Exercise 1. Rewrite the Apicurio Registry thread between "I'm evaluating the" and "or not configured?", inclusive, replacing "Kubernetes" with "K8s".
Exercise 2. In the Apicurio Registry thread, condense the paragraph that begins "I also have a need to run the schema registry" into a bulleted list that keeps its main points.
Exercise 3. Write what comes next in the Apicurio Registry thread, starting after its final sentence.

Text excerpt.
I'm evaluating the Apicurio Registry, primarily for use in a streaming system with Kafka and Avro Schemas, but also for its ability to handle AsyncAPI, Protobuf and Json schemas.

As I already have a Kafka setup, I would like to use Kafka as the storage backend. This opens up some questions that I can't really find answers to in the documentation:

  1. I would like to run multiple instances of the Registry, primarily for resillience against failure in the underlying infrastructure (i.e node failure in Kubernetes). Is there any special configuration needed for this, or is it just a matter of starting multiple instances and let a loadbalancer (Kubernetes service) spread the load between them? What about Kafka Consumer group id, should it be set, or not configured?

  2. What are the main pros and cons of the Kafka vs. the Kafka Streams storage backend?

  3. When using the Kafka Streams storage backend, I assume the instances (when multiple) need to be able to talk to eachother on the application server port?

  4. I also have a need to run the schema registry in multiple Kubernetes clusters, running in different datacenters. It's OK if only one of the datacenters have update abilities, the rest may be read-only. What is the recommended approach for this? My main usecase for now is to support one production cluster and one development cluster, so I'm pondering running an instance of the schema registry in the development cluster that talk to the production Kafka as backend. Will this work? Will it work only with the Kafka backend, or can it also be made to work with the streams backend?

antonmry commented 4 years ago

Based on https://github.com/Apicurio/apicurio-registry/issues/723, it seems the Kafka storage is going to be deprecated in favor of Kafka Streams.

Regarding the read-only version, there is some info here: https://github.com/Apicurio/apicurio-registry/issues/637 but it would be great to have a more clear documentation about it, it's a typical scenario.

EricWittmann commented 4 years ago

Thanks for the question, @forsberg - you are not abusing GH issues at all! Sorry for the delay but I'm still recovering from a hurricane that hit last week so am way behind. I'll do my best to answer your questions here. Additional insights could be provided by @alesj , @jsenko , and @carlesarnal

  1. Yes - you can simply start up multiple pods and load balance between them - this is true for all the storages. For specifics around configuring the Kafka Streams storage, here are some helpful (hopefully) links:

That second link is the source code for our documentation - normally I would link you to the published documentation but we don't have that set up yet. Coming soon.

  1. As @antonmry correctly mentioned - the Kafka storage is deprecated and should not be used.

  2. Yes - the pods will need to communicate with each other when using Kafka Streams. I forget the technical details about how precisely they do that. @alesj could provide better clarity on that (i.e. required ports if any)

  3. We're working on a read-only mode but have not implemented that yet. If you want to share a single Kafka cluster for multiple Apicurio Registry installations, I believe you could do that by customizing the Kafka topic names (and perhaps application id) they use.

forsberg commented 4 years ago

Thanks for your answers @EricWittmann. I have successfully configured the registry in a Proof of Concept setup in my development Kubernetes cluster, using a Helm chart I made myself. It authenticates to Kafka using SASL and I can access the API and the UI via port-forwarding, but due to #513 I can't access the UI via my ingress.

Regarding 4, my main use case is that I want applications in my development Kubernetes cluster to be able to talk to a Schema registry using (roughly) the same settings as they will use in the production Kubernetes cluster. I.e, no different authentication and preferrably the same URL (something like http://schema-registry.apicurio, using a cluster-internal address).

Given information.
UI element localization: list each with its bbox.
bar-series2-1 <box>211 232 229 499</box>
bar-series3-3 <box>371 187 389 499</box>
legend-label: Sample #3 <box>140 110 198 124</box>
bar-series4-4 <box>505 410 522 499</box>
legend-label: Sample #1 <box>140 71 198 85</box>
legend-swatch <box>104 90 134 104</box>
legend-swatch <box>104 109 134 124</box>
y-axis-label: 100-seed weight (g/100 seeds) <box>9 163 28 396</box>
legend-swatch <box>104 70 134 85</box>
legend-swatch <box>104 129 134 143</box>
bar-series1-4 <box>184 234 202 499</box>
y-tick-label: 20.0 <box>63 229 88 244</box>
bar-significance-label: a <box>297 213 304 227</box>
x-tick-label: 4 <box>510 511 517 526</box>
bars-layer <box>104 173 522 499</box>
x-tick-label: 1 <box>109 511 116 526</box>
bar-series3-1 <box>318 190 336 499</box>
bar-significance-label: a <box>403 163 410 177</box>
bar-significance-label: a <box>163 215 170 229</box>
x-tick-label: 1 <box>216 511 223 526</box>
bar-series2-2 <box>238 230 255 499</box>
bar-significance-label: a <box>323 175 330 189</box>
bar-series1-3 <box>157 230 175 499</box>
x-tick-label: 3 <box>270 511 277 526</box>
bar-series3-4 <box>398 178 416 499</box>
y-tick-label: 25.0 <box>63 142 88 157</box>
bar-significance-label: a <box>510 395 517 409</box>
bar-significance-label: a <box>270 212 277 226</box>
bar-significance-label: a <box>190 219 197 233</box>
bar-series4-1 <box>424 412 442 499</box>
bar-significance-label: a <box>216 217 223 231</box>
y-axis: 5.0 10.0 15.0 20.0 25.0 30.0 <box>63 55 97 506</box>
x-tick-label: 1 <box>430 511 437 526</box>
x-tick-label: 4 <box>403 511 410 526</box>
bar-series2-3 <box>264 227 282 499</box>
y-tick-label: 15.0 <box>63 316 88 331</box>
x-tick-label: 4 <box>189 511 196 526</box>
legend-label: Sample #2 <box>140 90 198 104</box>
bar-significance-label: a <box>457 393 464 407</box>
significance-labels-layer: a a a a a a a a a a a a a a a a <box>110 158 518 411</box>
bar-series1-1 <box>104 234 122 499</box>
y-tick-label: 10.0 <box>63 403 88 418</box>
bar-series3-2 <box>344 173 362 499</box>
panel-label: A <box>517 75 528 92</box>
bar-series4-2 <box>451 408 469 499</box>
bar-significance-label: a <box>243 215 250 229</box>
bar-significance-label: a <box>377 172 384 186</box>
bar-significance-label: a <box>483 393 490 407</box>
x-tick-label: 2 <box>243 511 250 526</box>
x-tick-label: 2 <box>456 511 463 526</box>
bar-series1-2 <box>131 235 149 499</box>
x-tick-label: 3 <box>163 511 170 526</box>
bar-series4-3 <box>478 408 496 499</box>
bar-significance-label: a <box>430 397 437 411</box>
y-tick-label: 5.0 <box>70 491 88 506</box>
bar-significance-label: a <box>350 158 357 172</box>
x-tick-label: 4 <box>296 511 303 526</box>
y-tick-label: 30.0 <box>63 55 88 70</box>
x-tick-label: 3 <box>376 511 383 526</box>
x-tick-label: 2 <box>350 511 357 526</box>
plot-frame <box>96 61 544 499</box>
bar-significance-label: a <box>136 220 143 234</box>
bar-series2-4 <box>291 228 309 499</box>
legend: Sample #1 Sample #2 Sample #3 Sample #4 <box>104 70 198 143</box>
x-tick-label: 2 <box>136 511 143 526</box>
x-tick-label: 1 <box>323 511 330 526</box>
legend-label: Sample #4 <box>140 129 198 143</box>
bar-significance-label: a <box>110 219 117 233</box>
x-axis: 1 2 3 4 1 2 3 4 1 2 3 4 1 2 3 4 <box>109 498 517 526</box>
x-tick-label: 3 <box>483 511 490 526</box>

Exercise output 1.
I'm evaluating the Apicurio Registry, primarily for use in a streaming system with Kafka and Avro Schemas, but also for its ability to handle AsyncAPI, Protobuf and Json schemas.

As I already have a Kafka setup, I would like to use Kafka as the storage backend. This opens up some questions that I can't really find answers to in the documentation:

  1. I would like to run multiple instances of the Registry, primarily for resillience against failure in the underlying infrastructure (i.e node failure in K8s). Is there any special configuration needed for this, or is it just a matter of starting multiple instances and let a loadbalancer (K8s service) spread the load between them? What about Kafka Consumer group id, should it be set, or not configured?

Exercise output 2.
- The schema registry must run in multiple Kubernetes clusters in different datacenters.
- Only one datacenter needs update abilities; the others may be read-only.
- The writer asks for the recommended approach.
- The current main use case is one production cluster and one development cluster. The writer is considering a registry instance in the development cluster that uses the production Kafka as its backend.
- The writer asks whether this will work, and whether it works only with the Kafka backend or also with the streams backend.

Exercise output 3.
So I see the following options:

A) Have a registry instance running in the development cluster, talking to the production Kafka (running in the production cluster). This could work, but I think there may be problems using the streaming backend, at least if using the same application ID as in production, as I then assume the instances in the production cluster would like to talk to some Kafka Streams port for the instance in the development cluster, and that won't work.

I'm a bit new on how Kafka Streams applications work, perhaps I could have the instances in the production cluster and the instance in the development cluster consume the same global-ID and storage topics, but use different application IDs?

The development cluster instance should be read-only, updates will be made against the production instance, or the global schema IDs will be.. not so global.

B) Use mirrormaker to mirror the global-ID and storage topics to the development Kafka in the development Kubernetes cluster. That ought to work, it seems #637 has some hints on doing this.

C) Configure an http proxy in the development cluster, forwarding requests to the production cluster, adding the required authentication on the fly.

Option A may be simplest to implement, if it works.

EricWittmann commented 4 years ago

Some really interesting information here. Can you describe the workflow you envision a little better? Is the goal to only allow changes in the production registry and have the development instance be read-only? What is the workflow of your developers? When/how are schemas added to the registry?

forsberg commented 4 years ago

Well, I'm making this up as I'm building the system, so my vision is perhaps not 100% clear.

The setup I have is that we run one development environment, and one production environment. Each of the environments have their own Kubernetes cluster, and their own Kafka cluster - managed by Strimzi Operator.

The system handles IoT data. Right now, the devices don't send avro-formatted data, so I'm right now building a service that takes the incoming data and convert it into Avro datums, with schema registered in Schema registry. I envision the devices sending Avro-formatted datums in the future, avoiding the conversion step.

The development cluster right now receives the full stream of data from the devices, and will continue to do so in the future, although we may filter a bit so we get 1/5th of the devices or something, to save on cost for the development cluster.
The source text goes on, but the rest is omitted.